WHAT THE TASK ASKS ▸ Each line that holds the word "this" counts once; report the total and nothing else.

(Dataset excerpt)
┄┄┄┄┄┄┄┄┄┄
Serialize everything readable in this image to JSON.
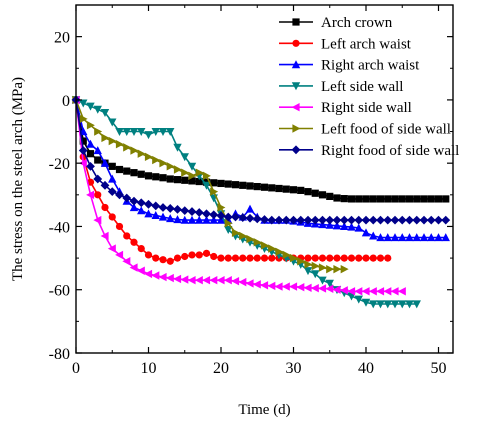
{
  "chart_data": {
    "type": "line",
    "xlabel": "Time (d)",
    "ylabel": "The stress on the steel arch (MPa)",
    "xlim": [
      0,
      52
    ],
    "ylim": [
      -80,
      30
    ],
    "xticks": [
      0,
      10,
      20,
      30,
      40,
      50
    ],
    "yticks": [
      -80,
      -60,
      -40,
      -20,
      0,
      20
    ],
    "legend_position": "top-right",
    "grid": false,
    "series": [
      {
        "name": "Arch crown",
        "color": "#000000",
        "marker": "square",
        "x": [
          0,
          1,
          2,
          3,
          4,
          5,
          6,
          7,
          8,
          9,
          10,
          11,
          12,
          13,
          14,
          15,
          16,
          17,
          18,
          19,
          20,
          21,
          22,
          23,
          24,
          25,
          26,
          27,
          28,
          29,
          30,
          31,
          32,
          33,
          34,
          35,
          36,
          37,
          38,
          39,
          40,
          41,
          42,
          43,
          44,
          45,
          46,
          47,
          48,
          49,
          50,
          51
        ],
        "y": [
          0,
          -13,
          -17,
          -19,
          -20,
          -21,
          -22,
          -22.5,
          -23,
          -23.5,
          -24,
          -24.3,
          -24.6,
          -25,
          -25.2,
          -25.4,
          -25.6,
          -25.8,
          -26,
          -26.2,
          -26.4,
          -26.6,
          -26.8,
          -27,
          -27.2,
          -27.4,
          -27.6,
          -27.8,
          -28,
          -28.2,
          -28.4,
          -28.6,
          -29,
          -29.5,
          -30,
          -30.5,
          -31,
          -31.2,
          -31.3,
          -31.3,
          -31.3,
          -31.3,
          -31.3,
          -31.3,
          -31.3,
          -31.3,
          -31.3,
          -31.3,
          -31.3,
          -31.3,
          -31.3,
          -31.3
        ]
      },
      {
        "name": "Left arch waist",
        "color": "#ff0000",
        "marker": "circle",
        "x": [
          0,
          1,
          2,
          3,
          4,
          5,
          6,
          7,
          8,
          9,
          10,
          11,
          12,
          13,
          14,
          15,
          16,
          17,
          18,
          19,
          20,
          21,
          22,
          23,
          24,
          25,
          26,
          27,
          28,
          29,
          30,
          31,
          32,
          33,
          34,
          35,
          36,
          37,
          38,
          39,
          40,
          41,
          42,
          43
        ],
        "y": [
          0,
          -18,
          -26,
          -30,
          -34,
          -37,
          -40,
          -43,
          -45,
          -47,
          -49,
          -50,
          -50.5,
          -51,
          -50,
          -49.5,
          -49,
          -49,
          -48.5,
          -49.5,
          -50,
          -50,
          -50,
          -50,
          -50,
          -50,
          -50,
          -50,
          -50,
          -50,
          -50,
          -50,
          -50,
          -50,
          -50,
          -50,
          -50,
          -50,
          -50,
          -50,
          -50,
          -50,
          -50,
          -50
        ]
      },
      {
        "name": "Right arch waist",
        "color": "#0000ff",
        "marker": "triangle-up",
        "x": [
          0,
          1,
          2,
          3,
          4,
          5,
          6,
          7,
          8,
          9,
          10,
          11,
          12,
          13,
          14,
          15,
          16,
          17,
          18,
          19,
          20,
          21,
          22,
          23,
          24,
          25,
          26,
          27,
          28,
          29,
          30,
          31,
          32,
          33,
          34,
          35,
          36,
          37,
          38,
          39,
          40,
          41,
          42,
          43,
          44,
          45,
          46,
          47,
          48,
          49,
          50,
          51
        ],
        "y": [
          0,
          -10,
          -14,
          -16,
          -20,
          -25,
          -29,
          -32,
          -34,
          -35,
          -36,
          -36.5,
          -37,
          -37.5,
          -37.8,
          -38,
          -38,
          -38,
          -38,
          -38,
          -38,
          -38,
          -36,
          -37,
          -34.5,
          -37,
          -38,
          -38,
          -38,
          -38,
          -38.3,
          -38.6,
          -39,
          -39.2,
          -39.4,
          -39.6,
          -39.8,
          -40,
          -40.2,
          -40.5,
          -42,
          -43,
          -43.5,
          -43.5,
          -43.5,
          -43.5,
          -43.5,
          -43.5,
          -43.5,
          -43.5,
          -43.5,
          -43.5
        ]
      },
      {
        "name": "Left side wall",
        "color": "#008080",
        "marker": "triangle-down",
        "x": [
          0,
          1,
          2,
          3,
          4,
          5,
          6,
          7,
          8,
          9,
          10,
          11,
          12,
          13,
          14,
          15,
          16,
          17,
          18,
          19,
          20,
          21,
          22,
          23,
          24,
          25,
          26,
          27,
          28,
          29,
          30,
          31,
          32,
          33,
          34,
          35,
          36,
          37,
          38,
          39,
          40,
          41,
          42,
          43,
          44,
          45,
          46,
          47
        ],
        "y": [
          0,
          -1,
          -2,
          -3,
          -4,
          -7,
          -10,
          -10,
          -10,
          -10,
          -11,
          -10,
          -10,
          -10,
          -15,
          -18,
          -21,
          -24,
          -27,
          -31,
          -36,
          -41,
          -43,
          -44,
          -45,
          -46,
          -47,
          -48,
          -49,
          -50,
          -51,
          -52,
          -54,
          -55,
          -57,
          -58,
          -60,
          -61,
          -62,
          -63,
          -64,
          -64.5,
          -64.5,
          -64.5,
          -64.5,
          -64.5,
          -64.5,
          -64.5
        ]
      },
      {
        "name": "Right side wall",
        "color": "#ff00ff",
        "marker": "triangle-left",
        "x": [
          0,
          1,
          2,
          3,
          4,
          5,
          6,
          7,
          8,
          9,
          10,
          11,
          12,
          13,
          14,
          15,
          16,
          17,
          18,
          19,
          20,
          21,
          22,
          23,
          24,
          25,
          26,
          27,
          28,
          29,
          30,
          31,
          32,
          33,
          34,
          35,
          36,
          37,
          38,
          39,
          40,
          41,
          42,
          43,
          44,
          45
        ],
        "y": [
          0,
          -20,
          -30,
          -38,
          -43,
          -47,
          -49,
          -51,
          -53,
          -54,
          -55,
          -55.5,
          -56,
          -56.3,
          -56.6,
          -56.8,
          -57,
          -57,
          -57,
          -57,
          -57,
          -57,
          -57.3,
          -57.6,
          -58,
          -58.3,
          -58.6,
          -58.8,
          -59,
          -59,
          -59,
          -59.2,
          -59.4,
          -59.5,
          -59.6,
          -59.7,
          -60,
          -60.2,
          -60.5,
          -60.5,
          -60.5,
          -60.5,
          -60.5,
          -60.5,
          -60.5,
          -60.5
        ]
      },
      {
        "name": "Left food of side wall",
        "color": "#808000",
        "marker": "triangle-right",
        "x": [
          0,
          1,
          2,
          3,
          4,
          5,
          6,
          7,
          8,
          9,
          10,
          11,
          12,
          13,
          14,
          15,
          16,
          17,
          18,
          19,
          20,
          21,
          22,
          23,
          24,
          25,
          26,
          27,
          28,
          29,
          30,
          31,
          32,
          33,
          34,
          35,
          36,
          37
        ],
        "y": [
          0,
          -6,
          -8,
          -10,
          -12,
          -13,
          -14,
          -15,
          -16,
          -17,
          -18,
          -19,
          -20,
          -21,
          -22,
          -23,
          -24,
          -23,
          -24,
          -29,
          -34,
          -39,
          -42,
          -43,
          -44,
          -45,
          -46,
          -47,
          -48,
          -49,
          -50,
          -51,
          -52,
          -52.5,
          -53,
          -53.5,
          -53.5,
          -53.5
        ]
      },
      {
        "name": "Right food of side wall",
        "color": "#00008b",
        "marker": "diamond",
        "x": [
          0,
          1,
          2,
          3,
          4,
          5,
          6,
          7,
          8,
          9,
          10,
          11,
          12,
          13,
          14,
          15,
          16,
          17,
          18,
          19,
          20,
          21,
          22,
          23,
          24,
          25,
          26,
          27,
          28,
          29,
          30,
          31,
          32,
          33,
          34,
          35,
          36,
          37,
          38,
          39,
          40,
          41,
          42,
          43,
          44,
          45,
          46,
          47,
          48,
          49,
          50,
          51
        ],
        "y": [
          0,
          -16,
          -21,
          -25,
          -27,
          -29,
          -30,
          -31,
          -32,
          -32.5,
          -33,
          -33.5,
          -34,
          -34.3,
          -34.6,
          -35,
          -35.3,
          -35.6,
          -36,
          -36.3,
          -36.6,
          -37,
          -37,
          -37.2,
          -37.4,
          -37.6,
          -37.8,
          -38,
          -38,
          -38,
          -38,
          -38,
          -38,
          -38,
          -38,
          -38,
          -38,
          -38,
          -38,
          -38,
          -38,
          -38,
          -38,
          -38,
          -38,
          -38,
          -38,
          -38,
          -38,
          -38,
          -38,
          -38
        ]
      }
    ]
  }
}
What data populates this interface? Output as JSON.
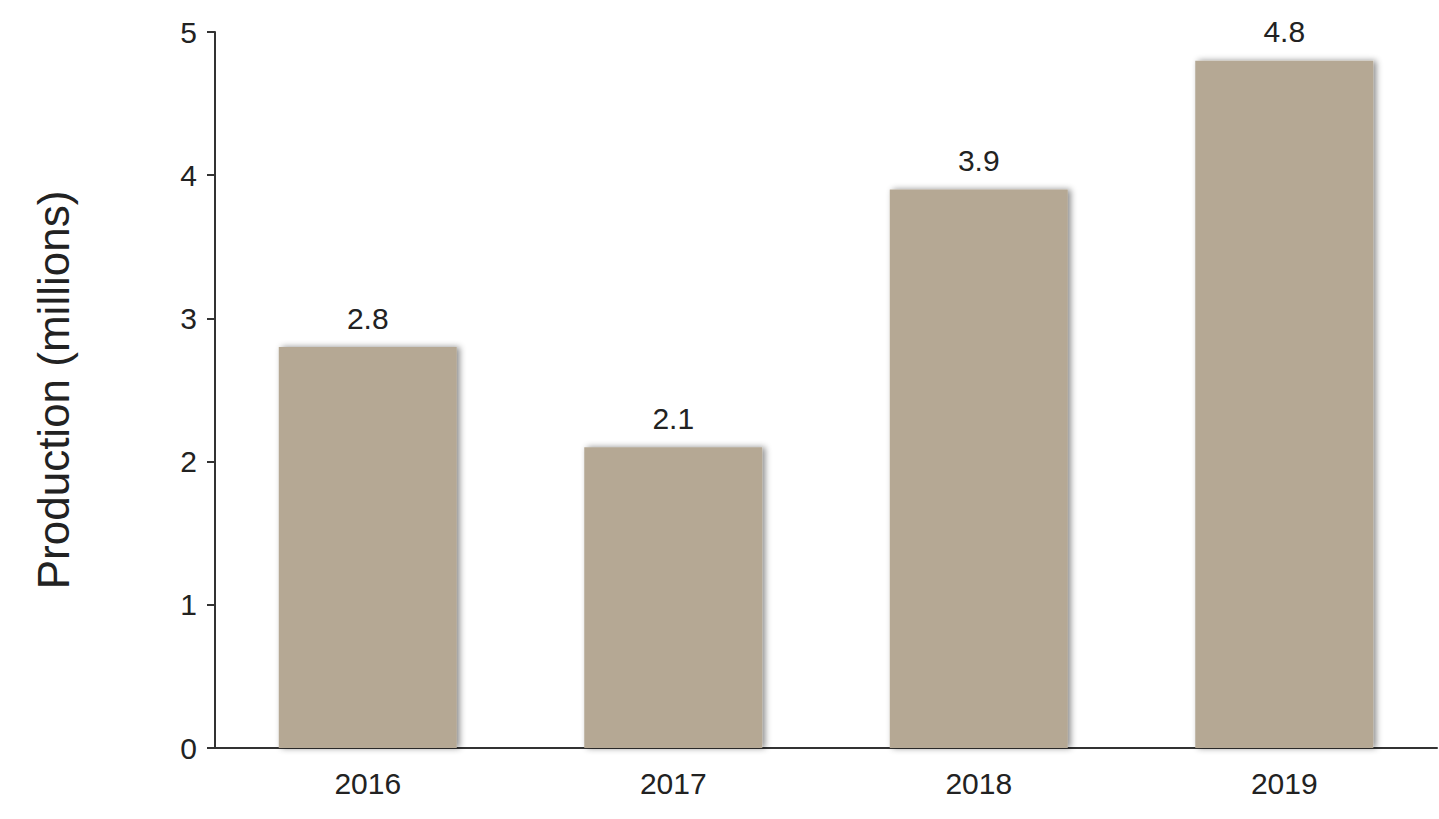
{
  "chart_data": {
    "type": "bar",
    "y_label": "Production (millions)",
    "categories": [
      "2016",
      "2017",
      "2018",
      "2019"
    ],
    "values": [
      2.8,
      2.1,
      3.9,
      4.8
    ],
    "color": "#b5a894",
    "ylim": [
      0,
      5
    ],
    "yticks": [
      0,
      1,
      2,
      3,
      4,
      5
    ],
    "grid": false,
    "data_labels": true
  }
}
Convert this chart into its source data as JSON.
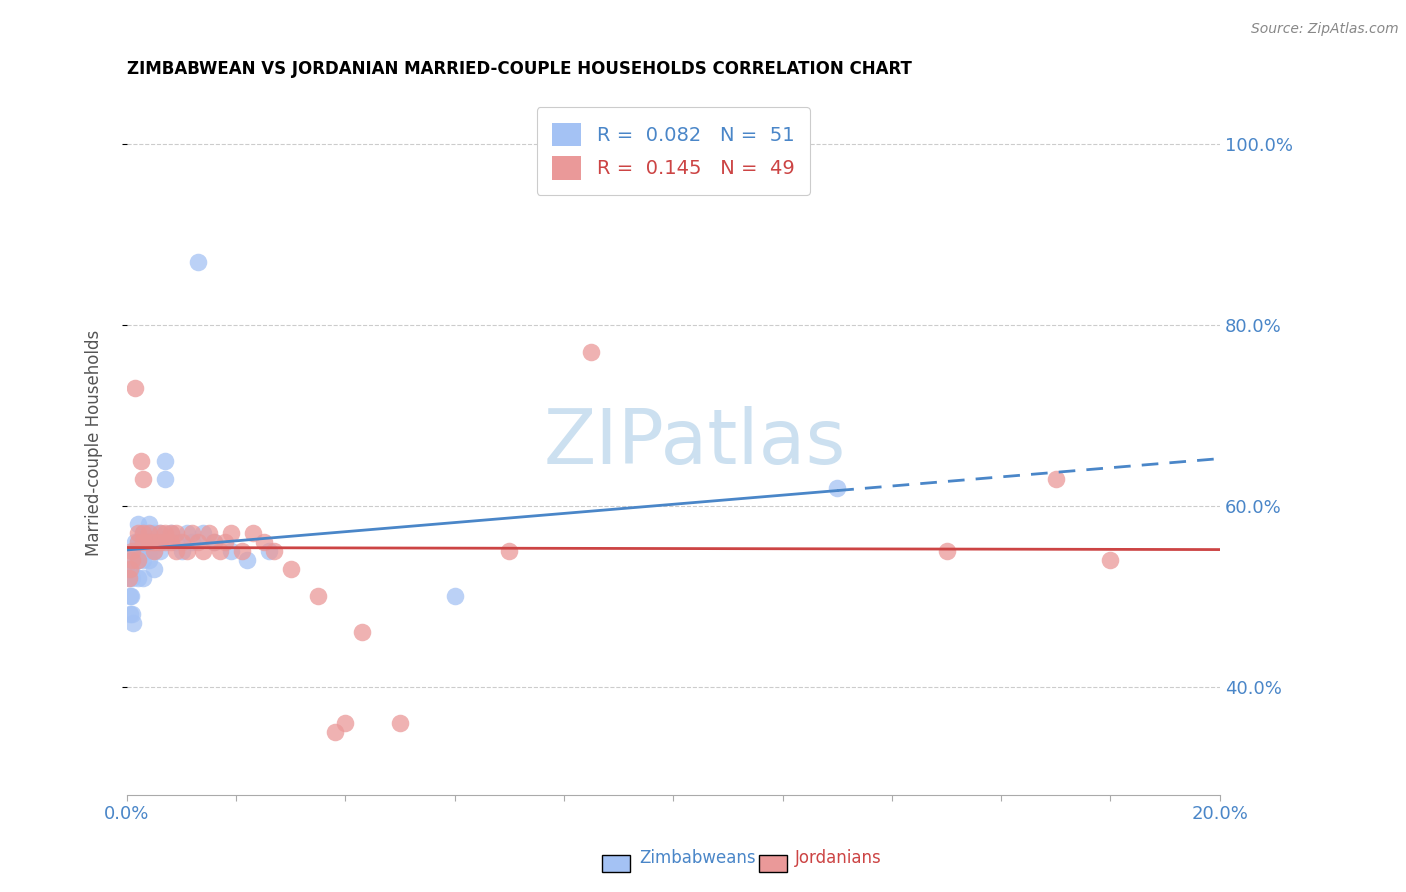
{
  "title": "ZIMBABWEAN VS JORDANIAN MARRIED-COUPLE HOUSEHOLDS CORRELATION CHART",
  "source": "Source: ZipAtlas.com",
  "ylabel": "Married-couple Households",
  "zim_R": 0.082,
  "zim_N": 51,
  "jor_R": 0.145,
  "jor_N": 49,
  "zim_color": "#a4c2f4",
  "jor_color": "#ea9999",
  "zim_line_color": "#4a86c8",
  "jor_line_color": "#cc4444",
  "background_color": "#ffffff",
  "watermark_color": "#cce0f0",
  "grid_color": "#cccccc",
  "ytick_color": "#4a86c8",
  "xtick_color": "#4a86c8",
  "ylabel_color": "#555555",
  "xlim": [
    0.0,
    0.2
  ],
  "ylim": [
    0.28,
    1.06
  ],
  "ytick_vals": [
    0.4,
    0.6,
    0.8,
    1.0
  ],
  "ytick_labels": [
    "40.0%",
    "60.0%",
    "80.0%",
    "100.0%"
  ],
  "zim_x": [
    0.0003,
    0.0004,
    0.0005,
    0.0006,
    0.0007,
    0.0008,
    0.001,
    0.001,
    0.001,
    0.0012,
    0.0015,
    0.0015,
    0.002,
    0.002,
    0.002,
    0.002,
    0.0025,
    0.003,
    0.003,
    0.003,
    0.003,
    0.003,
    0.0035,
    0.004,
    0.004,
    0.004,
    0.004,
    0.004,
    0.0045,
    0.005,
    0.005,
    0.005,
    0.005,
    0.006,
    0.006,
    0.006,
    0.007,
    0.007,
    0.008,
    0.009,
    0.01,
    0.011,
    0.012,
    0.013,
    0.014,
    0.016,
    0.019,
    0.022,
    0.026,
    0.06,
    0.13
  ],
  "zim_y": [
    0.53,
    0.52,
    0.5,
    0.48,
    0.5,
    0.53,
    0.54,
    0.52,
    0.48,
    0.47,
    0.56,
    0.55,
    0.58,
    0.56,
    0.54,
    0.52,
    0.56,
    0.57,
    0.56,
    0.55,
    0.54,
    0.52,
    0.57,
    0.58,
    0.57,
    0.56,
    0.55,
    0.54,
    0.56,
    0.57,
    0.56,
    0.55,
    0.53,
    0.57,
    0.56,
    0.55,
    0.65,
    0.63,
    0.57,
    0.56,
    0.55,
    0.57,
    0.56,
    0.87,
    0.57,
    0.56,
    0.55,
    0.54,
    0.55,
    0.5,
    0.62
  ],
  "jor_x": [
    0.0004,
    0.0005,
    0.001,
    0.001,
    0.0015,
    0.002,
    0.002,
    0.002,
    0.0025,
    0.003,
    0.003,
    0.003,
    0.004,
    0.004,
    0.005,
    0.005,
    0.006,
    0.006,
    0.007,
    0.007,
    0.008,
    0.008,
    0.009,
    0.009,
    0.01,
    0.011,
    0.012,
    0.013,
    0.014,
    0.015,
    0.016,
    0.017,
    0.018,
    0.019,
    0.021,
    0.023,
    0.025,
    0.027,
    0.03,
    0.035,
    0.038,
    0.04,
    0.043,
    0.05,
    0.07,
    0.085,
    0.15,
    0.17,
    0.18
  ],
  "jor_y": [
    0.52,
    0.53,
    0.55,
    0.54,
    0.73,
    0.57,
    0.56,
    0.54,
    0.65,
    0.63,
    0.57,
    0.56,
    0.57,
    0.56,
    0.56,
    0.55,
    0.57,
    0.56,
    0.57,
    0.56,
    0.57,
    0.56,
    0.55,
    0.57,
    0.56,
    0.55,
    0.57,
    0.56,
    0.55,
    0.57,
    0.56,
    0.55,
    0.56,
    0.57,
    0.55,
    0.57,
    0.56,
    0.55,
    0.53,
    0.5,
    0.35,
    0.36,
    0.46,
    0.36,
    0.55,
    0.77,
    0.55,
    0.63,
    0.54
  ]
}
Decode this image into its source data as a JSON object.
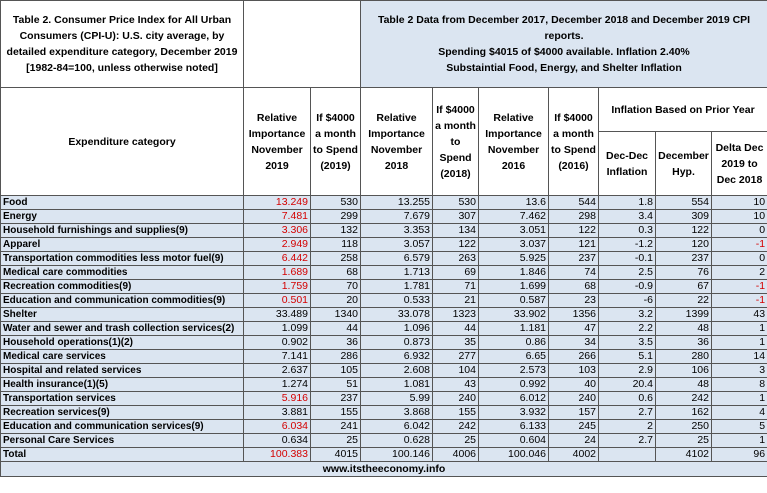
┄┄┄┄┄┄┄┄┄┄
FINAL ANSWER ▸ 4